**AIM OF THE EXERCISE:** Look through the material below for "Continue". Copy every line that contains it.

**SUPPLIED INFORMATION:**
——

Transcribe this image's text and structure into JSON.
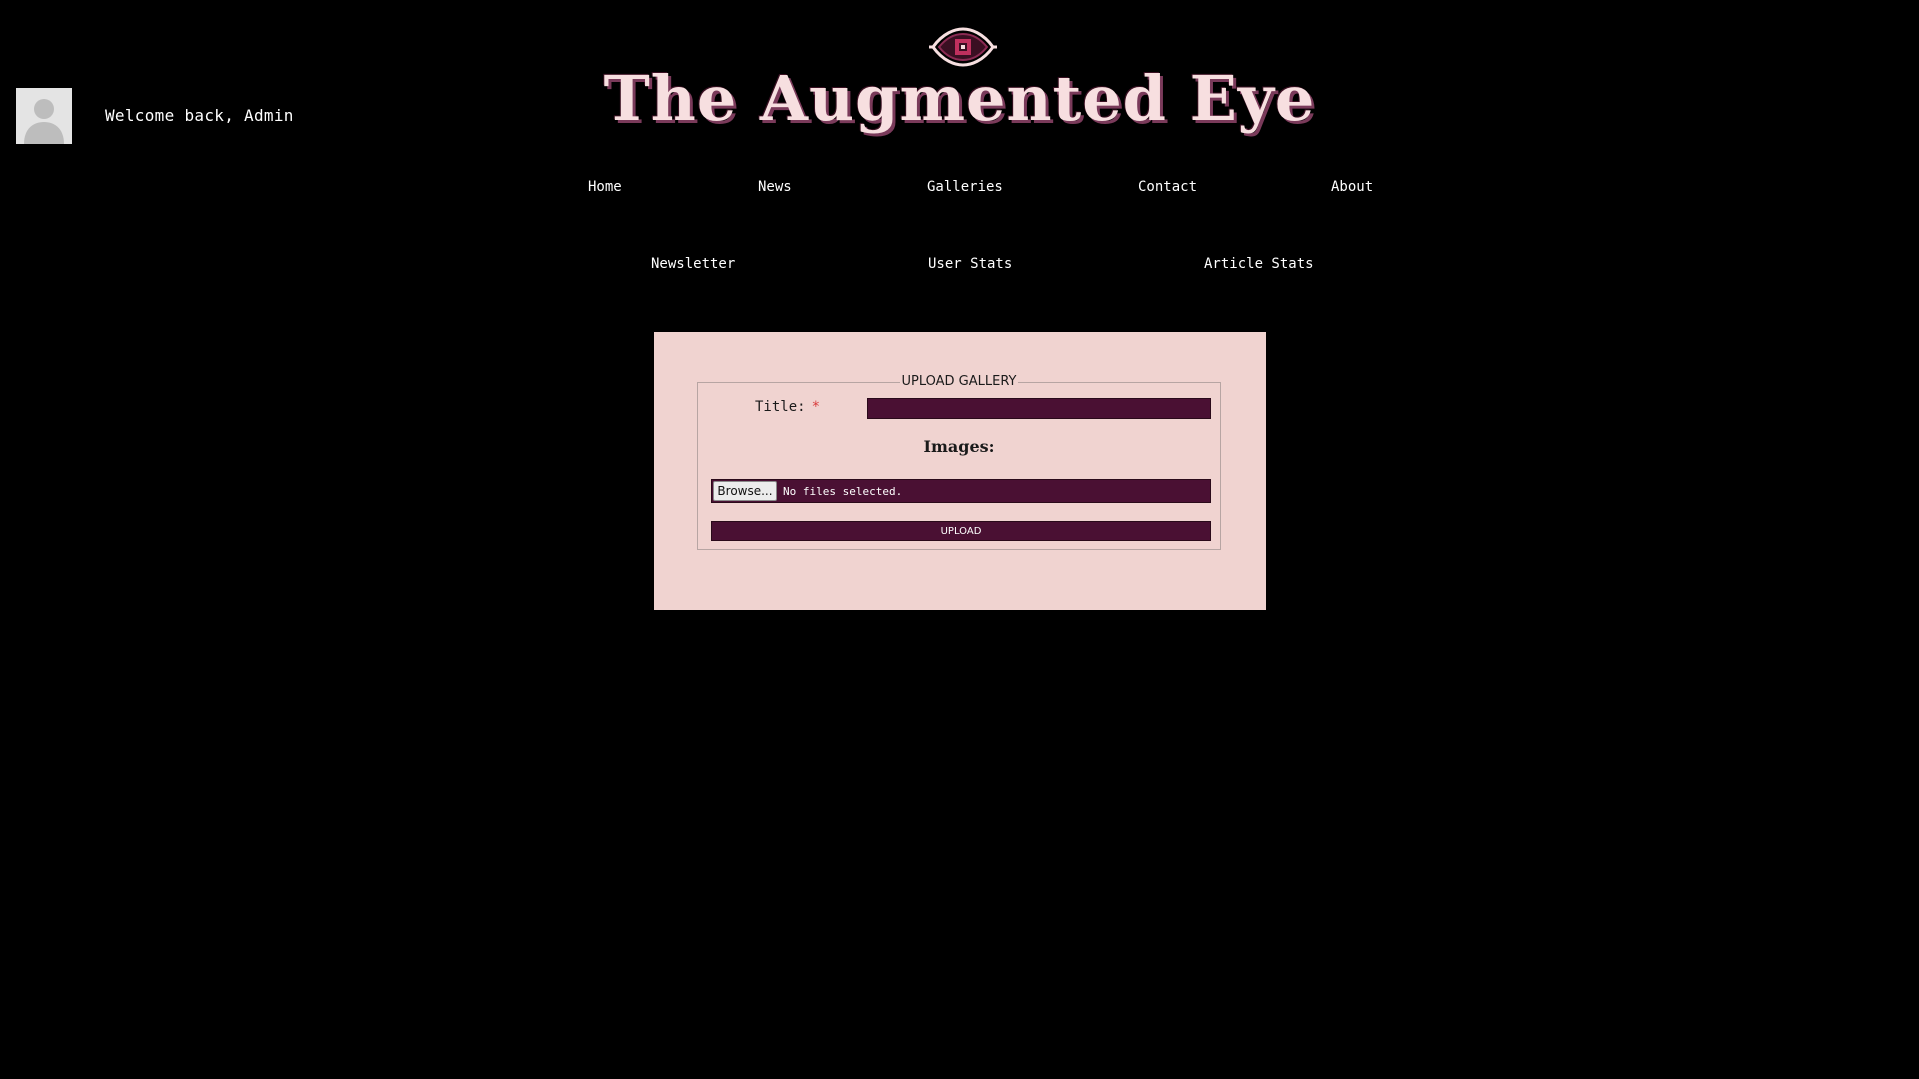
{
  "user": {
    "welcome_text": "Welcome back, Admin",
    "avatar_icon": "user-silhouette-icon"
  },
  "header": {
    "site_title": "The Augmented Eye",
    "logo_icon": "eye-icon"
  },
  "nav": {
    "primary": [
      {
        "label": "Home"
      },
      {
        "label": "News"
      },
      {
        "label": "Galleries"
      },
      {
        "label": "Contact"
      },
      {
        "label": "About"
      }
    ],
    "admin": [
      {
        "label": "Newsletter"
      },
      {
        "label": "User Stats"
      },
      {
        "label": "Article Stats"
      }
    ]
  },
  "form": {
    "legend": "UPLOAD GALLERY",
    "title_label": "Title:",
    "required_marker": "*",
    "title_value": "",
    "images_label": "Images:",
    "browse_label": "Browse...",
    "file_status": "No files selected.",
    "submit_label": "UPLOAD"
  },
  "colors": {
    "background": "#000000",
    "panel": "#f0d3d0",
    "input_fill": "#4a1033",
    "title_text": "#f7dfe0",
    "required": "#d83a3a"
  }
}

——

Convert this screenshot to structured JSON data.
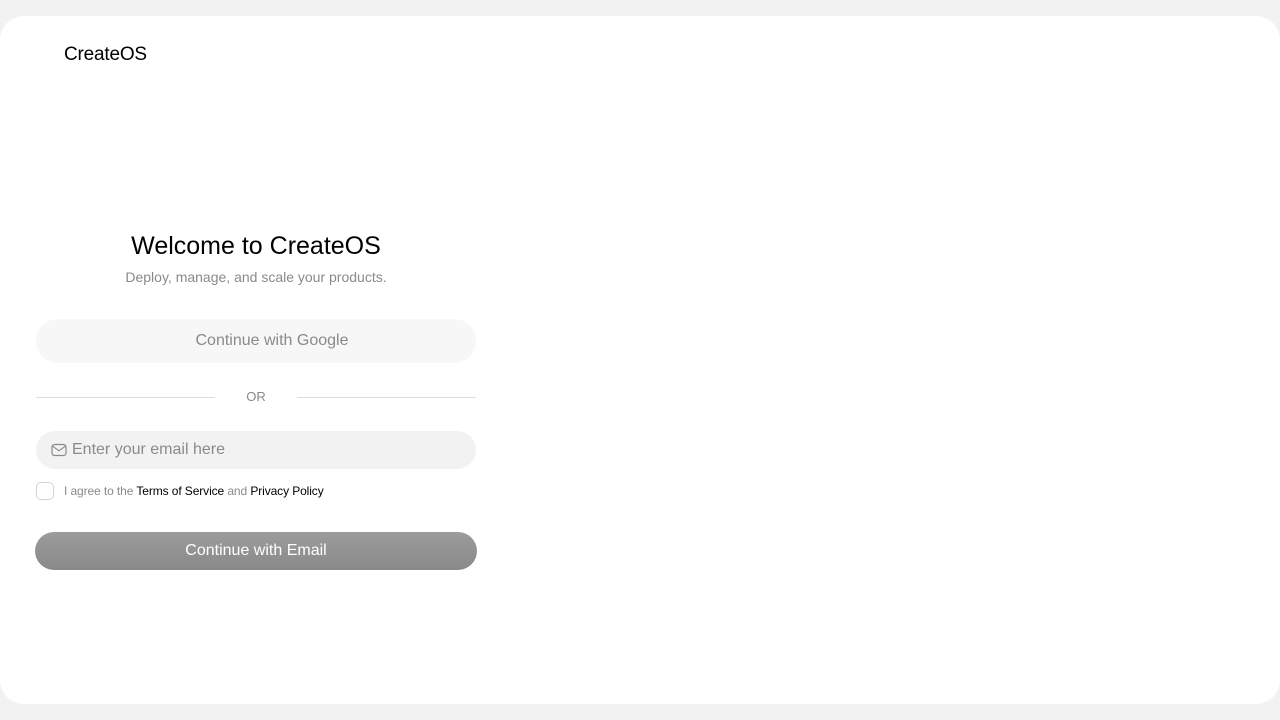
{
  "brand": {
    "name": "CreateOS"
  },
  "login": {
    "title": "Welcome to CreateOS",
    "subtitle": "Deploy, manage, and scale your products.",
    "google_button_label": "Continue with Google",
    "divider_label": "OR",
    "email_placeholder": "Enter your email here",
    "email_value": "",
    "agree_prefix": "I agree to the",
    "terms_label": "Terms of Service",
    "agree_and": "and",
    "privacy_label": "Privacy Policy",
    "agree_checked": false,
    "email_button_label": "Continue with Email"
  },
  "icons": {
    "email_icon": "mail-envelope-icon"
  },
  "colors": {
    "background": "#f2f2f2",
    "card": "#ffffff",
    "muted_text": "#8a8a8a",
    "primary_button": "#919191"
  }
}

——

**THE REPLY:**
    "google_button_label": "Continue with Google",
    "email_button_label": "Continue with Email"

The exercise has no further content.